**THE DATA**
[START]

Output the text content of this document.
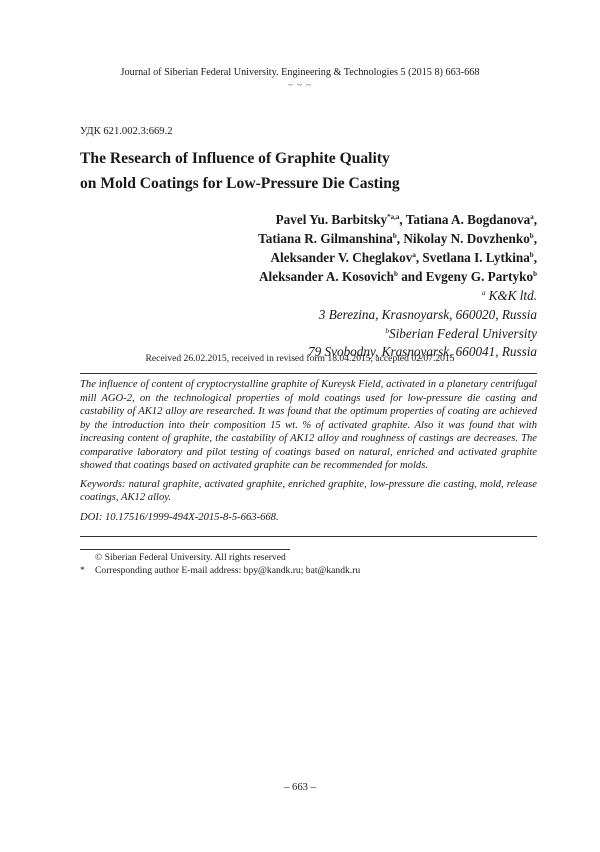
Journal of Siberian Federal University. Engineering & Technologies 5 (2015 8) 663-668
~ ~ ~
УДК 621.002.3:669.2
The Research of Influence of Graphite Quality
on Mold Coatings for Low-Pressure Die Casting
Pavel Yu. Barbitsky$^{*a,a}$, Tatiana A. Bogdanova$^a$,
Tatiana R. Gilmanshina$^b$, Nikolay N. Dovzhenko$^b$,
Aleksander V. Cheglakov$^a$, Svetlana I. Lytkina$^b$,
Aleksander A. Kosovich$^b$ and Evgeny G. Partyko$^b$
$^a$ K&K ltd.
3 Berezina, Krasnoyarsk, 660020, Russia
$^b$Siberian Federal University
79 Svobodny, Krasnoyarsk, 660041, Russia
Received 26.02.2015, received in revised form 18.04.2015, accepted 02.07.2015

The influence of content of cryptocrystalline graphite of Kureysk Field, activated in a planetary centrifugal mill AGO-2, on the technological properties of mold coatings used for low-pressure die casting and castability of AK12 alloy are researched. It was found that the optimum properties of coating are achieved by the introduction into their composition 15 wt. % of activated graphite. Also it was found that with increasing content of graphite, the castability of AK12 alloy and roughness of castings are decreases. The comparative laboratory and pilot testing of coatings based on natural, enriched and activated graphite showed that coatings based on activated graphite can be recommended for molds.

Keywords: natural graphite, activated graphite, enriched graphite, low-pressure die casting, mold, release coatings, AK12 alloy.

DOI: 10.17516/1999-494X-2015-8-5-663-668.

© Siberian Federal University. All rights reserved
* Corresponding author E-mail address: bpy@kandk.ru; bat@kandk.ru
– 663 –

[END]
[START]

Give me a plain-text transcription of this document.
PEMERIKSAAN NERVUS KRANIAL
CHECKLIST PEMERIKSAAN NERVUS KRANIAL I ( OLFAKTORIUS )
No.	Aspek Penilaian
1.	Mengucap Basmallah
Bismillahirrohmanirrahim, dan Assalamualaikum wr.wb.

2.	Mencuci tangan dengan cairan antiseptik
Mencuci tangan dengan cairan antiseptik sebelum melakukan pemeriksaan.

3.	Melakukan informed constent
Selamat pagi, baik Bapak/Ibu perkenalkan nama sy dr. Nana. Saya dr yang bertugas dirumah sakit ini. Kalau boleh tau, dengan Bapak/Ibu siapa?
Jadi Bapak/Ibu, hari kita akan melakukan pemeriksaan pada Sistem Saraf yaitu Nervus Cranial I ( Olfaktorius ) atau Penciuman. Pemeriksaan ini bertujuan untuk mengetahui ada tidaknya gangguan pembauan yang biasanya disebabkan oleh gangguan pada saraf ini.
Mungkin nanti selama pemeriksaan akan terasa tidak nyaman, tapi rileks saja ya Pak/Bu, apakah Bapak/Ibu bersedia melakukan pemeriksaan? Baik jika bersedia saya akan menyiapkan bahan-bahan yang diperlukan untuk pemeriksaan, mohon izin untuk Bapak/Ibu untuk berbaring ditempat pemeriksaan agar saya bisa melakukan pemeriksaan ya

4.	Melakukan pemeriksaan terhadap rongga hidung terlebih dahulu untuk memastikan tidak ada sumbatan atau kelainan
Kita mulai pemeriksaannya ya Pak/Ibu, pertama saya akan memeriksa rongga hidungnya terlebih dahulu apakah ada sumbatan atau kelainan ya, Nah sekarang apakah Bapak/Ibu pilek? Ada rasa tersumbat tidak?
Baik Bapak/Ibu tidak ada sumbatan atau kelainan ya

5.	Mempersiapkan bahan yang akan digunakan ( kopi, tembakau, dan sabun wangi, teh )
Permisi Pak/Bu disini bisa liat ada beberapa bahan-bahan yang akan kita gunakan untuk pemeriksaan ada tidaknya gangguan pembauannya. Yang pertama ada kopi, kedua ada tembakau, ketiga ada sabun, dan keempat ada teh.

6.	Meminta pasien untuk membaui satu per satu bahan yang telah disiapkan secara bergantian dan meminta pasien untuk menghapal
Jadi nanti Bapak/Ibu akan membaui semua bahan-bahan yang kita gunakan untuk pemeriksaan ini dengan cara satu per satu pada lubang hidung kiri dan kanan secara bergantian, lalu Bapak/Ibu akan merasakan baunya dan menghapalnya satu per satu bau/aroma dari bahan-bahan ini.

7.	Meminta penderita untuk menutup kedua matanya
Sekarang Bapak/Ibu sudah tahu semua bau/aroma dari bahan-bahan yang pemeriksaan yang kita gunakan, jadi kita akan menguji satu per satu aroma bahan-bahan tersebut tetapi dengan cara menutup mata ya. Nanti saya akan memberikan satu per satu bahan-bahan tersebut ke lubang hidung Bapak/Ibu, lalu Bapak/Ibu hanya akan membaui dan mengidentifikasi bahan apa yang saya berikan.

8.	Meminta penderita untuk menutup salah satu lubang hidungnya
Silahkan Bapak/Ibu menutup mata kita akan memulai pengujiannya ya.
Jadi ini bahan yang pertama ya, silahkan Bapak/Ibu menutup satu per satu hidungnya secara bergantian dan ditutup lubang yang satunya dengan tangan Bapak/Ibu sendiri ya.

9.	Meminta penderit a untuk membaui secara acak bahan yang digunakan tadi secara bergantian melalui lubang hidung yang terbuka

[END]
[START]

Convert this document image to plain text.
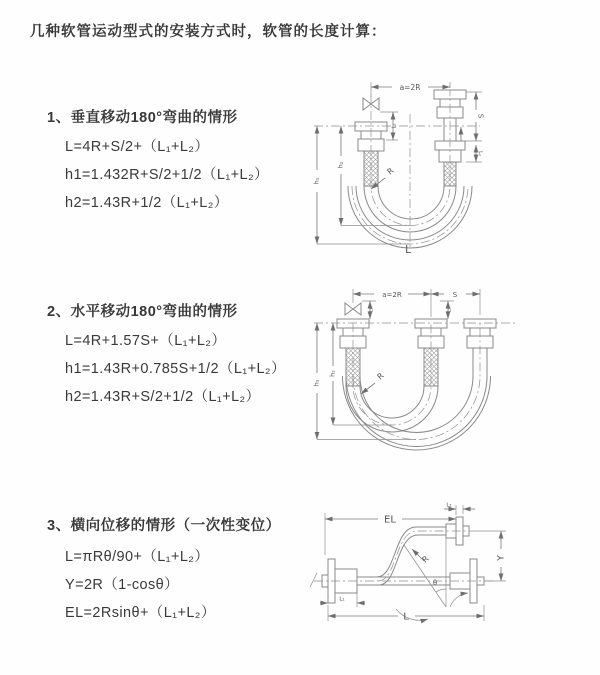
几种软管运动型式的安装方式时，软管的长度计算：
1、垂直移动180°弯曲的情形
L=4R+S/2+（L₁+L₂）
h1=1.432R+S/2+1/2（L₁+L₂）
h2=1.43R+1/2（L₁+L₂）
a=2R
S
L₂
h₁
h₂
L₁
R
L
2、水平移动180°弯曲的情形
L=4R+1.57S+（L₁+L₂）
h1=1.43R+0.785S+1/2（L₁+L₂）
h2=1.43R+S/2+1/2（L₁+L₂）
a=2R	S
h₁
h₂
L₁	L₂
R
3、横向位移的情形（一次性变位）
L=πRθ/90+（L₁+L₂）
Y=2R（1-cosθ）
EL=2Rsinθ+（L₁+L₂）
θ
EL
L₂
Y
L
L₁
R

[END]

**INSTRUCTIONS FOR THE TASK**
Lines that hold "membaui" are the ones to copy; find all of them.

**EXERCISE OUTPUT**
6.	Meminta pasien untuk membaui satu per satu bahan yang telah disiapkan secara bergantian dan meminta pasien untuk menghapal
Jadi nanti Bapak/Ibu akan membaui semua bahan-bahan yang kita gunakan untuk pemeriksaan ini dengan cara satu per satu pada lubang hidung kiri dan kanan secara bergantian, lalu Bapak/Ibu akan merasakan baunya dan menghapalnya satu per satu bau/aroma dari bahan-bahan ini.
Sekarang Bapak/Ibu sudah tahu semua bau/aroma dari bahan-bahan yang pemeriksaan yang kita gunakan, jadi kita akan menguji satu per satu aroma bahan-bahan tersebut tetapi dengan cara menutup mata ya. Nanti saya akan memberikan satu per satu bahan-bahan tersebut ke lubang hidung Bapak/Ibu, lalu Bapak/Ibu hanya akan membaui dan mengidentifikasi bahan apa yang saya berikan.
9.	Meminta penderit a untuk membaui secara acak bahan yang digunakan tadi secara bergantian melalui lubang hidung yang terbuka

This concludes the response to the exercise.